The request: How many lines in this data contain the string "title"? Reply with the number only.

★ ★ ★ ★ ★ ★ ★

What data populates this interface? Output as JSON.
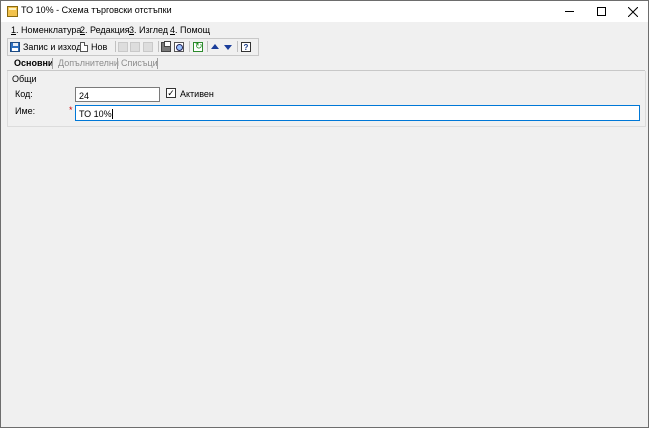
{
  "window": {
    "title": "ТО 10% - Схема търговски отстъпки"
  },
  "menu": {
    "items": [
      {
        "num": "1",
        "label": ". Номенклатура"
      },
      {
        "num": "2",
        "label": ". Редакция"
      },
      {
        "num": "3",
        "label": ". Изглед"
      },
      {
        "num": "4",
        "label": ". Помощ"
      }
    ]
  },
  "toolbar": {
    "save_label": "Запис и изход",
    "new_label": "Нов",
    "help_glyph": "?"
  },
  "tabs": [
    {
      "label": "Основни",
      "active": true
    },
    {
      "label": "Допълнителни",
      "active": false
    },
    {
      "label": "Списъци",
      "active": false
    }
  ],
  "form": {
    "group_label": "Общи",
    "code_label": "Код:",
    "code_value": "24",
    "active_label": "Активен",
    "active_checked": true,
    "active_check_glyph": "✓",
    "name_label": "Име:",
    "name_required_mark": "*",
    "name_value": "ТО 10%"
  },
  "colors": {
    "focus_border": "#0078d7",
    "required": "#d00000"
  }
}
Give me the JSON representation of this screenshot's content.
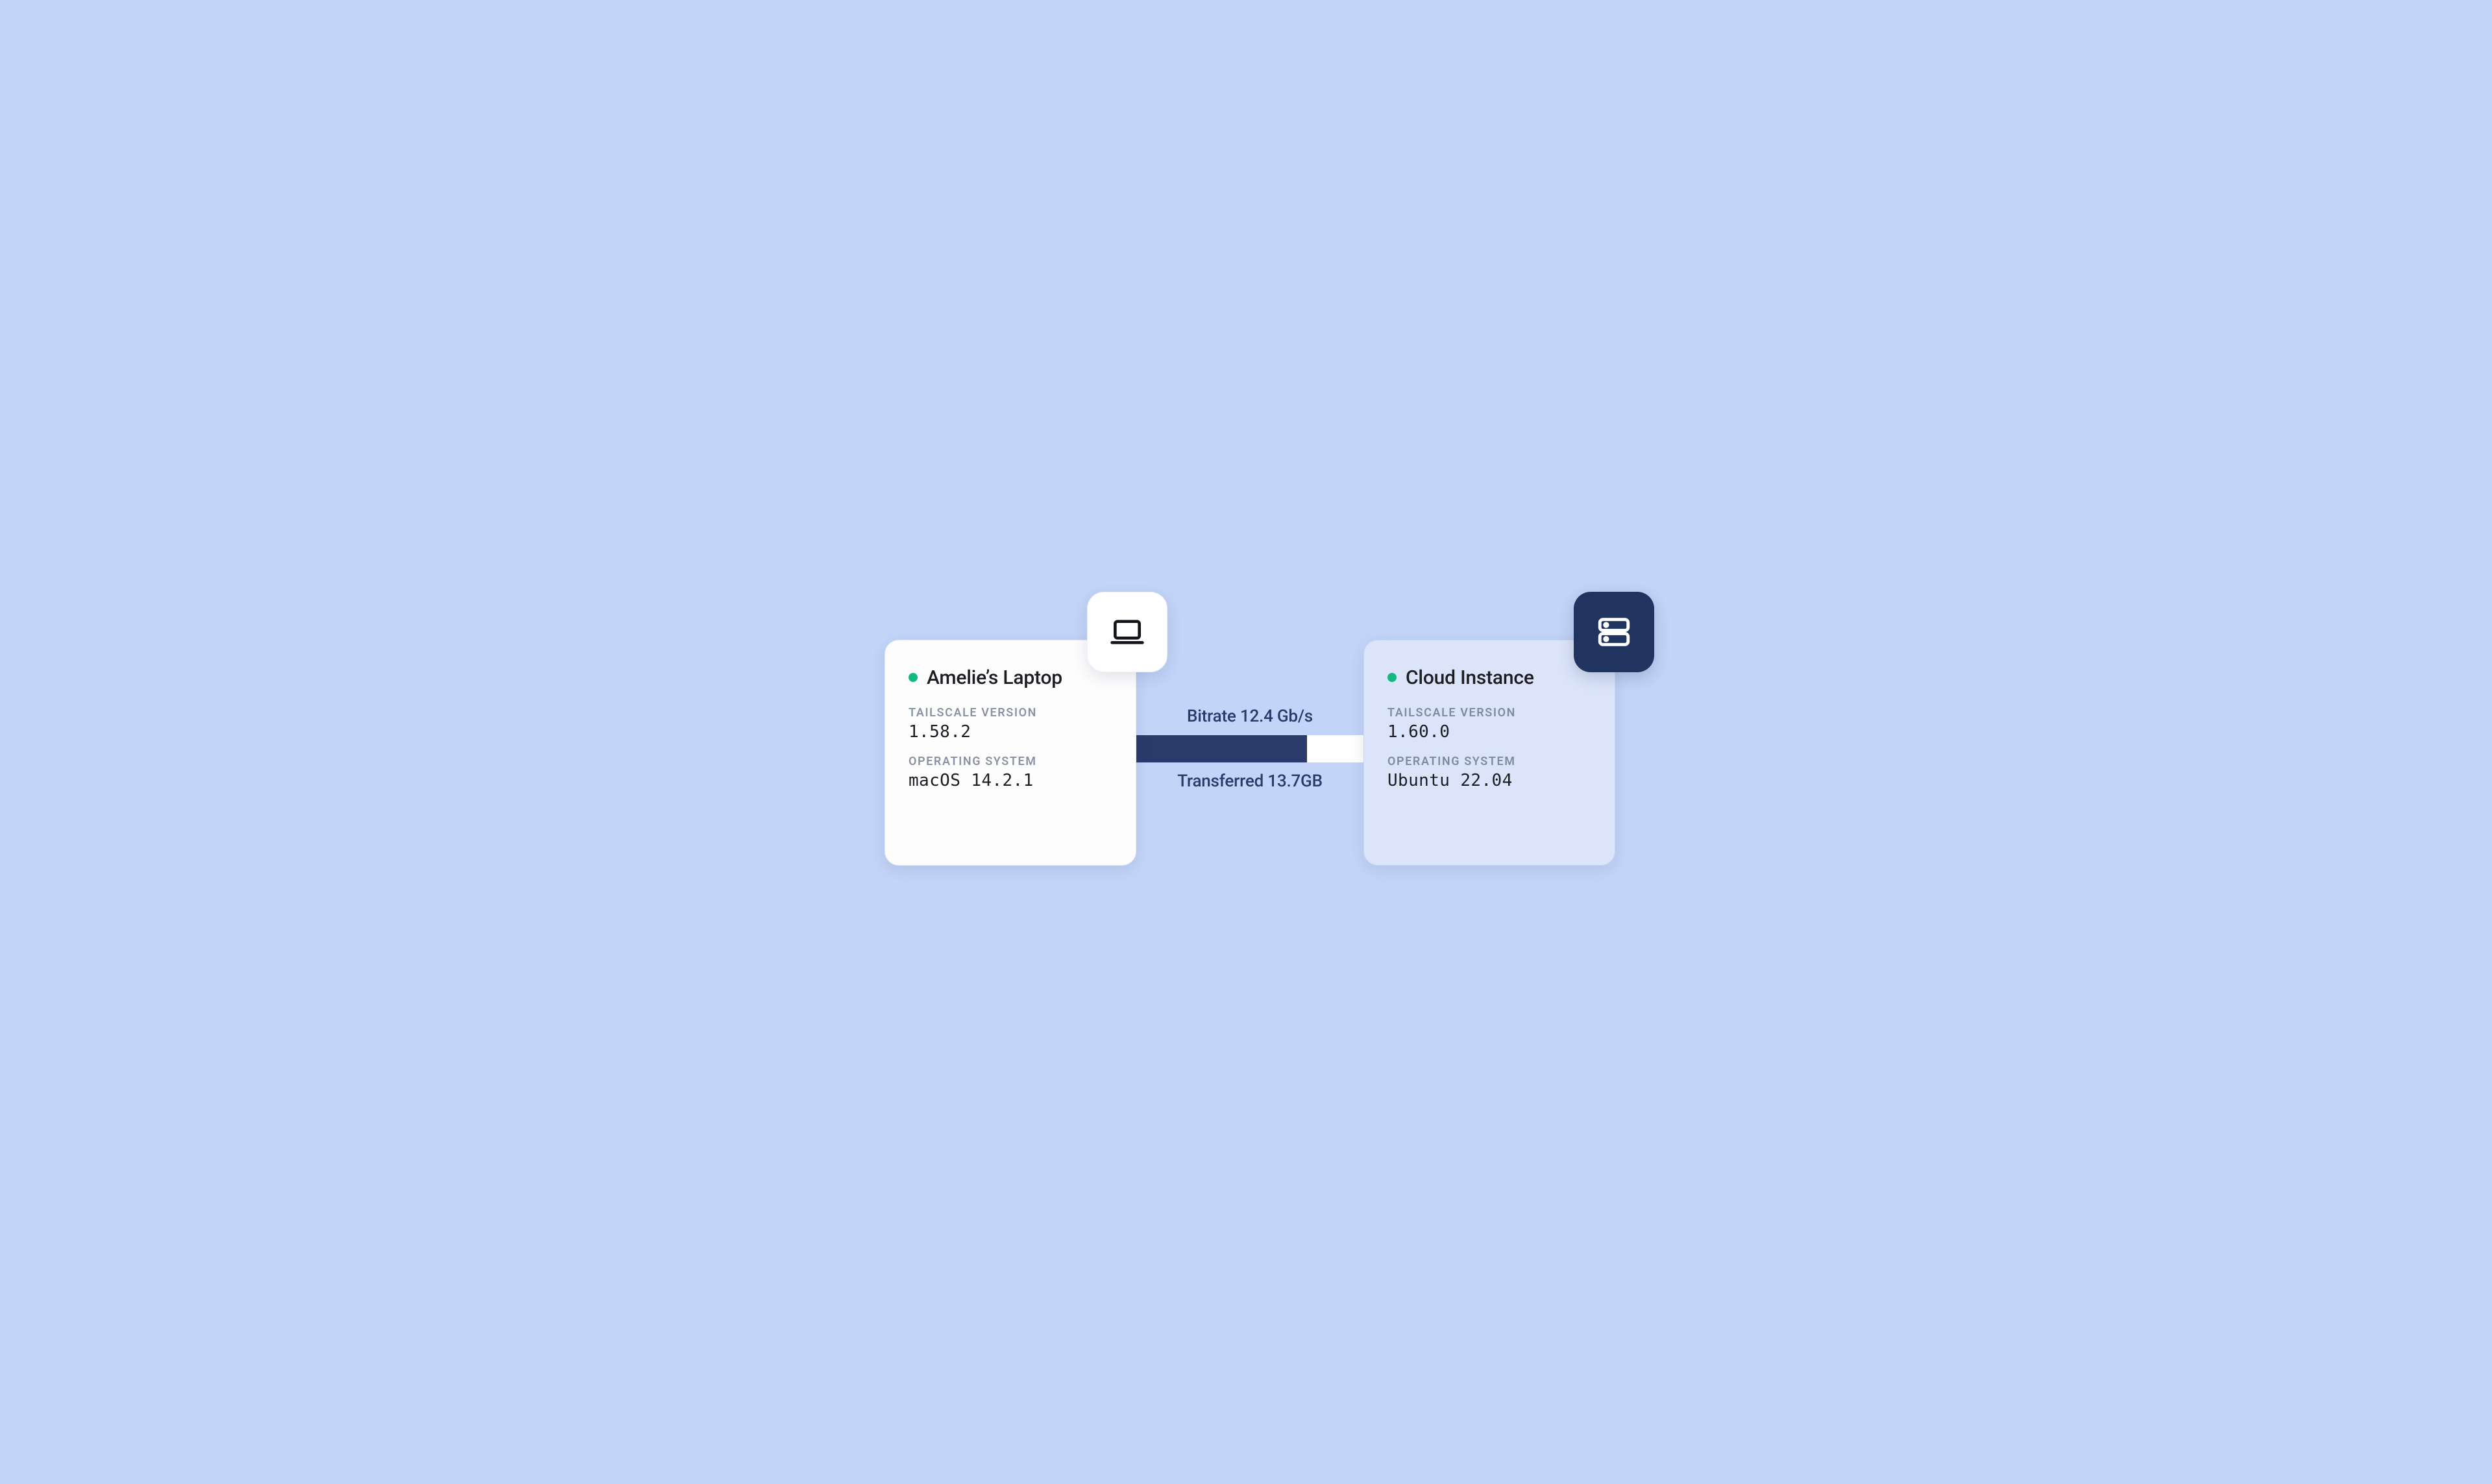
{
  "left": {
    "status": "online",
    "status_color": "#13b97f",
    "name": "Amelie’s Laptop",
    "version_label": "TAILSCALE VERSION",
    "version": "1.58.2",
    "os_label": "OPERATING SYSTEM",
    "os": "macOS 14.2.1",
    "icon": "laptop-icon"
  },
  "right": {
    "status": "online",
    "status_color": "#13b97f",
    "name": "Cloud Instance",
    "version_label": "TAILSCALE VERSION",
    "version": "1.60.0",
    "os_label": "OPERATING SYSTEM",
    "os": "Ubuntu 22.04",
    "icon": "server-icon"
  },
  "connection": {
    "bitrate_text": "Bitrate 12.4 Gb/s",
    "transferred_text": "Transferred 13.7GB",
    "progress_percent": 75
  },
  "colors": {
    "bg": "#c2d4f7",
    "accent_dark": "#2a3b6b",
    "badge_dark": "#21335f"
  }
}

★ ★ ★ ★ ★ ★ ★

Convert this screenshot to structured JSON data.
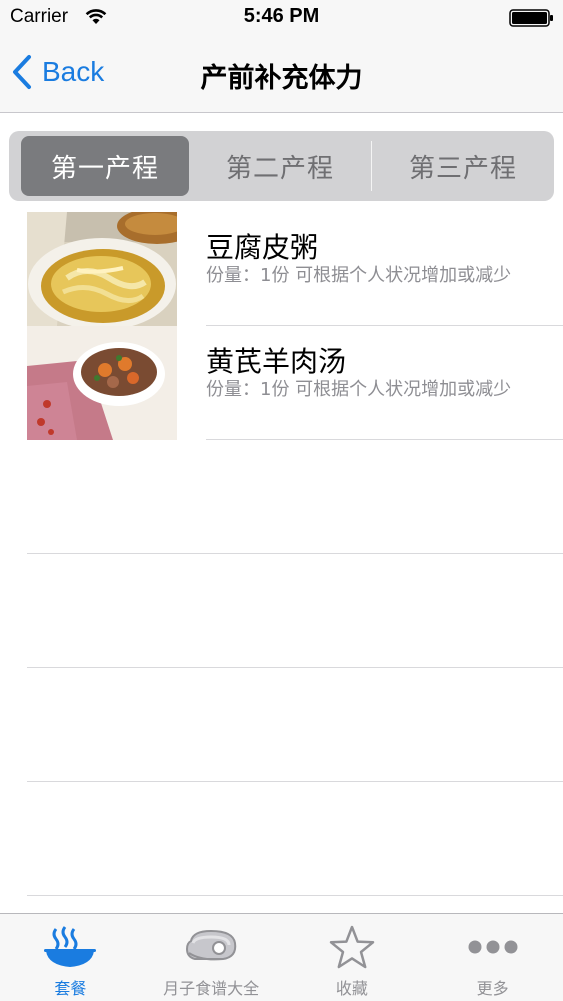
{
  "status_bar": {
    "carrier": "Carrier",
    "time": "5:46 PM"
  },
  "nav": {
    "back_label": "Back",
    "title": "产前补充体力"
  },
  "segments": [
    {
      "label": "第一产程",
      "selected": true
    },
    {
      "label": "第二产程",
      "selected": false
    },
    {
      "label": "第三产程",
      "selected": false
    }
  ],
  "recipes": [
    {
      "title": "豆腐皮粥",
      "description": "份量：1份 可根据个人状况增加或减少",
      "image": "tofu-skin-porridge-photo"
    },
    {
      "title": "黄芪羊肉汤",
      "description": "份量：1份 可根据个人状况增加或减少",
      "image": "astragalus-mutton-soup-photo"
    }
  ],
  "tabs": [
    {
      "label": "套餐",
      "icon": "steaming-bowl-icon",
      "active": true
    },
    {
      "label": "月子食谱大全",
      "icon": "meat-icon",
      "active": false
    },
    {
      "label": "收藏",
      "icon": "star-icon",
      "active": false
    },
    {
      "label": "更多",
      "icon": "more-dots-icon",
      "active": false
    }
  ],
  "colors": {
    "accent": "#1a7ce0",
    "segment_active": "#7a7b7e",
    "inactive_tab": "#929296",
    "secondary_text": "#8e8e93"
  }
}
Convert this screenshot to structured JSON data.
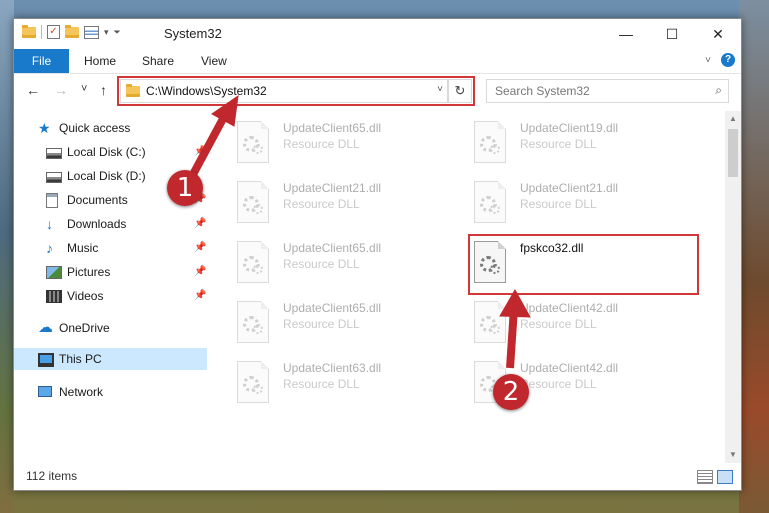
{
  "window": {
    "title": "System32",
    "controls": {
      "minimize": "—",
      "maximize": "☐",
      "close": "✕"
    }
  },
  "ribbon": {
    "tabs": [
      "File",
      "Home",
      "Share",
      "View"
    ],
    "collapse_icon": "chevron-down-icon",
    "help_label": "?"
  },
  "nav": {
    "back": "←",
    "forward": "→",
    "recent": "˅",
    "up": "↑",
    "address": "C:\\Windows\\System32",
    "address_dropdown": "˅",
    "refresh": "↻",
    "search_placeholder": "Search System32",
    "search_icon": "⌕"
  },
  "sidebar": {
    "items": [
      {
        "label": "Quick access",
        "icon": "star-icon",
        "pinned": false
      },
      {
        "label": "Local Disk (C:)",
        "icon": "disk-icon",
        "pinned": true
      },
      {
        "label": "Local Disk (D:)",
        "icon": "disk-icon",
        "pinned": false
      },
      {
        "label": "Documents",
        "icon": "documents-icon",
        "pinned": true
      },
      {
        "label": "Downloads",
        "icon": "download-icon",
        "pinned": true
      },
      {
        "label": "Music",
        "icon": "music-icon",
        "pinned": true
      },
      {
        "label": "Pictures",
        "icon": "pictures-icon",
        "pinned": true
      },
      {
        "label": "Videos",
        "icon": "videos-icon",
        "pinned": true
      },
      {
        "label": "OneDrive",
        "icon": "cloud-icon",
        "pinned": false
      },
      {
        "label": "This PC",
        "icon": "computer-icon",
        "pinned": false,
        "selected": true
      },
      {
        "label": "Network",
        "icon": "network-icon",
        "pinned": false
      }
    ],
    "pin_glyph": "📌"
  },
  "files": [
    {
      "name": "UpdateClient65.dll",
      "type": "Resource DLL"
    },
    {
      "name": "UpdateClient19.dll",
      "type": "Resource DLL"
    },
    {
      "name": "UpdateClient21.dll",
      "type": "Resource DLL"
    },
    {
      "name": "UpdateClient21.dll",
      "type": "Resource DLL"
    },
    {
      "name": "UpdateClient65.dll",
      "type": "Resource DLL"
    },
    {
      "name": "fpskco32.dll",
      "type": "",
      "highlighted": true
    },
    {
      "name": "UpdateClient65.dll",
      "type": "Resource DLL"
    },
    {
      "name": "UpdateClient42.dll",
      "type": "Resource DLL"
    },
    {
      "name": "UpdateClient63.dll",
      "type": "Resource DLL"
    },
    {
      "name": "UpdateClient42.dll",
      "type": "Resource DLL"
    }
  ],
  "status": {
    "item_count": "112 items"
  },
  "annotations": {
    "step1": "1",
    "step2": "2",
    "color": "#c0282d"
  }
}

★ ★ ★ ★ ★ ★ ★

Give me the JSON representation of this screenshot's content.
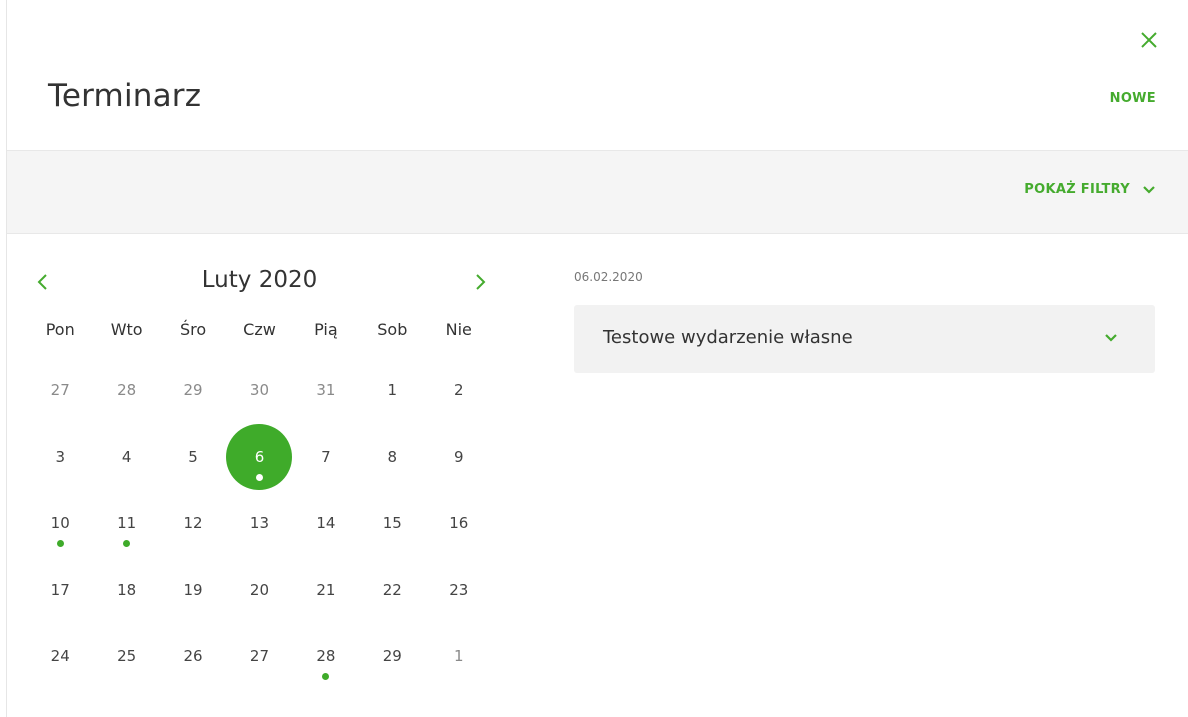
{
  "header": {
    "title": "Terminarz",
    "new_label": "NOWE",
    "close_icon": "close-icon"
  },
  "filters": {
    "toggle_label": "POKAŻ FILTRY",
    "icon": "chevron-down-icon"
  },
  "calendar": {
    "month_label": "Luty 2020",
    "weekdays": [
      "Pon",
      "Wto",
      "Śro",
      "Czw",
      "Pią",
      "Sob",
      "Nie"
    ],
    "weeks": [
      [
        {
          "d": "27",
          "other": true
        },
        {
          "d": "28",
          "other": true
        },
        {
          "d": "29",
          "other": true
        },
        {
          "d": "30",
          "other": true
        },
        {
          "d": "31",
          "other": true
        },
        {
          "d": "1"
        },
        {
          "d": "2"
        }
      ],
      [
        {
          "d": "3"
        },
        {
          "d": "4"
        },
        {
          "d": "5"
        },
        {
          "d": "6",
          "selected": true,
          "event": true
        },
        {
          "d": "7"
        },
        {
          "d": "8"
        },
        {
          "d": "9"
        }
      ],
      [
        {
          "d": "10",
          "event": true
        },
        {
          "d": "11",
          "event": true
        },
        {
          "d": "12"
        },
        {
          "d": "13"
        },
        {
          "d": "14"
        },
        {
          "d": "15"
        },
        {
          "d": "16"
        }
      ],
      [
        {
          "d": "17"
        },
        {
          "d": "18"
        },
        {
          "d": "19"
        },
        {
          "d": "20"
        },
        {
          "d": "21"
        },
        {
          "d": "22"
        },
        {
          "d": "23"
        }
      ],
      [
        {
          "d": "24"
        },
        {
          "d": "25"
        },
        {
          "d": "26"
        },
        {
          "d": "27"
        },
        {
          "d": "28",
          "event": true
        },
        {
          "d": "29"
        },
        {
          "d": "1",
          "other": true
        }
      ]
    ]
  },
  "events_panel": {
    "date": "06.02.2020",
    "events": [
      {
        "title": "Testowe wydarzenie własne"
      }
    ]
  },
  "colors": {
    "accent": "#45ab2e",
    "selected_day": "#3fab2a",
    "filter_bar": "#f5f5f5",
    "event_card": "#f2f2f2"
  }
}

★ ★ ★ ★ ★ ★ ★

The answer: 7